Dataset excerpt
◇ ◇ ◇ ◇

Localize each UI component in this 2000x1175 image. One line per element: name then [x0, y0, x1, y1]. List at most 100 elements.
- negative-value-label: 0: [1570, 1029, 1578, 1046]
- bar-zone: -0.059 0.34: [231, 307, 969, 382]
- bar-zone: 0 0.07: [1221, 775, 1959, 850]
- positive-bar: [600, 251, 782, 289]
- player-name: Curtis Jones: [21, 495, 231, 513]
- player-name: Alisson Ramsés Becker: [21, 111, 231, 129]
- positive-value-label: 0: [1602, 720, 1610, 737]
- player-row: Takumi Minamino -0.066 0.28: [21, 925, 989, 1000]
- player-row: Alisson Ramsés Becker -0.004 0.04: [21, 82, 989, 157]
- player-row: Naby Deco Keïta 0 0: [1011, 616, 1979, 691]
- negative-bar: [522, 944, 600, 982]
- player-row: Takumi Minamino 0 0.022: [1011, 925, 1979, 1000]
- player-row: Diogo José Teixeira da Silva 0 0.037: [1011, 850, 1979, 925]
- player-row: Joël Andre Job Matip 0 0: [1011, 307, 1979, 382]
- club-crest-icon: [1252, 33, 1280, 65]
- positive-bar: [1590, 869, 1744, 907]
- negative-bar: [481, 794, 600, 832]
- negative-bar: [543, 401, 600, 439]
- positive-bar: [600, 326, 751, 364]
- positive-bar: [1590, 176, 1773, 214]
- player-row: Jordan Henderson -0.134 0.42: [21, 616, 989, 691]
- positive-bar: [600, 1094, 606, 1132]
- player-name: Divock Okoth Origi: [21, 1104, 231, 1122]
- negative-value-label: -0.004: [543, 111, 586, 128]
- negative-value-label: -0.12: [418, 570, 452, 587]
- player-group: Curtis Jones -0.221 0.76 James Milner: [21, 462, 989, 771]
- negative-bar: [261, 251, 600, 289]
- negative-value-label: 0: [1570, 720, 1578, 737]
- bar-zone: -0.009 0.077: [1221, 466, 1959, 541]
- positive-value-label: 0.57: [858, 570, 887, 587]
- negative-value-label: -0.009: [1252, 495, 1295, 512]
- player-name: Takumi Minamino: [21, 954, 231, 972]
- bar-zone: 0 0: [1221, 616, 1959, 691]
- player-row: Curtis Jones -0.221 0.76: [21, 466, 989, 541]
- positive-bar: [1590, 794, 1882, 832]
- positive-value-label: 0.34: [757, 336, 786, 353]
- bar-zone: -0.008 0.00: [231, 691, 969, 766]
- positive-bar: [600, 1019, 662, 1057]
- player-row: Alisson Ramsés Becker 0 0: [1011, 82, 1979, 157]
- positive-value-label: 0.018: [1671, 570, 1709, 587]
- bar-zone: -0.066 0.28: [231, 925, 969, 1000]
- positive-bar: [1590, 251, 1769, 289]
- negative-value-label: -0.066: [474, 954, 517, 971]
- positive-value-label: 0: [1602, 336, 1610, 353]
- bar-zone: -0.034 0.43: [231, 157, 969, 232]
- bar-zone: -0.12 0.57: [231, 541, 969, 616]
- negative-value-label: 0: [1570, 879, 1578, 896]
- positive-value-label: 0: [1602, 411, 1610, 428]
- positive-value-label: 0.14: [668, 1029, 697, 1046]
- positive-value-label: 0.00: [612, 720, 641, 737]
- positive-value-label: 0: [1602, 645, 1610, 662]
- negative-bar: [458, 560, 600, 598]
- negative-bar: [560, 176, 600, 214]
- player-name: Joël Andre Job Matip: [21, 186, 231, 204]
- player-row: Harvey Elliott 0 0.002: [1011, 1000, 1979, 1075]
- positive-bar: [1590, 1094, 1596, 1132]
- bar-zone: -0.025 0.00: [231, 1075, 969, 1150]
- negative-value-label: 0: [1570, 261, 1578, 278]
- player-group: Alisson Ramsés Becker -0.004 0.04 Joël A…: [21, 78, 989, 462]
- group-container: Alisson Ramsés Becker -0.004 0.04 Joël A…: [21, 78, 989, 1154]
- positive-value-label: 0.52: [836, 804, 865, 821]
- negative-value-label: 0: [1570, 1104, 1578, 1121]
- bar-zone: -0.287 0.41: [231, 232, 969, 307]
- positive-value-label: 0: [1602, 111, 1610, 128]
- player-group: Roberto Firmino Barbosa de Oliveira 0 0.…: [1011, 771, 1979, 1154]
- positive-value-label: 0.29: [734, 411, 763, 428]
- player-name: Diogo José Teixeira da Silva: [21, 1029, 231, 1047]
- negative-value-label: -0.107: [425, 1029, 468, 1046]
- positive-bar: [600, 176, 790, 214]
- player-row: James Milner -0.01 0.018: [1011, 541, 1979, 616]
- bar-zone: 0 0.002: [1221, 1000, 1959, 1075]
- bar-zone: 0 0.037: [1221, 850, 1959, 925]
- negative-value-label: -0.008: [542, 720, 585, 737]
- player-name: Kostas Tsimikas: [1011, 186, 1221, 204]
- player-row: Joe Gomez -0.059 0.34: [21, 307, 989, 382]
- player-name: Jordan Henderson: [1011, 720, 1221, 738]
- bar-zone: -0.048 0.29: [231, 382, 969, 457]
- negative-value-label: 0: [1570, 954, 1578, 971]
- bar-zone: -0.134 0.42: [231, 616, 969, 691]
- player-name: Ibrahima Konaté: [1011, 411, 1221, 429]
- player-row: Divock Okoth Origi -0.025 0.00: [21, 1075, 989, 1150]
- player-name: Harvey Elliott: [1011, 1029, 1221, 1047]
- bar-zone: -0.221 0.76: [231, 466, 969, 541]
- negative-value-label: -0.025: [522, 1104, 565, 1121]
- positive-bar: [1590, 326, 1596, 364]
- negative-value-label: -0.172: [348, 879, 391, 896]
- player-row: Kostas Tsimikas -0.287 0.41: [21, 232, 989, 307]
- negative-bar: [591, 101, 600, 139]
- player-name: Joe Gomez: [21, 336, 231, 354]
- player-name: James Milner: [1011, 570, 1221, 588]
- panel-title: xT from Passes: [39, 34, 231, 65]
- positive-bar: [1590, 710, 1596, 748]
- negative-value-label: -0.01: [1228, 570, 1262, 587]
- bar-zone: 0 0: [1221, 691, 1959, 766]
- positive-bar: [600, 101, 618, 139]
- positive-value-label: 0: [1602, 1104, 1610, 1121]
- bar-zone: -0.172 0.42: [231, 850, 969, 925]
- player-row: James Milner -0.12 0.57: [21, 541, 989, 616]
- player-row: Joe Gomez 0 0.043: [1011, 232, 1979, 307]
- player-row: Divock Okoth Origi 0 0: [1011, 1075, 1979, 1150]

◇ ◇ ◇ ◇

GIVEN INSTRUCTION.
Copy out, unchanged, the lines from the start of the excerpt through the line containing "- positive-value-label: 0: [1602, 720, 1610, 737]", including that line.

THE SOLUTION.
Localize each UI component in this 2000x1175 image. One line per element: name then [x0, y0, x1, y1]. List at most 100 elements.
- negative-value-label: 0: [1570, 1029, 1578, 1046]
- bar-zone: -0.059 0.34: [231, 307, 969, 382]
- bar-zone: 0 0.07: [1221, 775, 1959, 850]
- positive-bar: [600, 251, 782, 289]
- player-name: Curtis Jones: [21, 495, 231, 513]
- player-name: Alisson Ramsés Becker: [21, 111, 231, 129]
- positive-value-label: 0: [1602, 720, 1610, 737]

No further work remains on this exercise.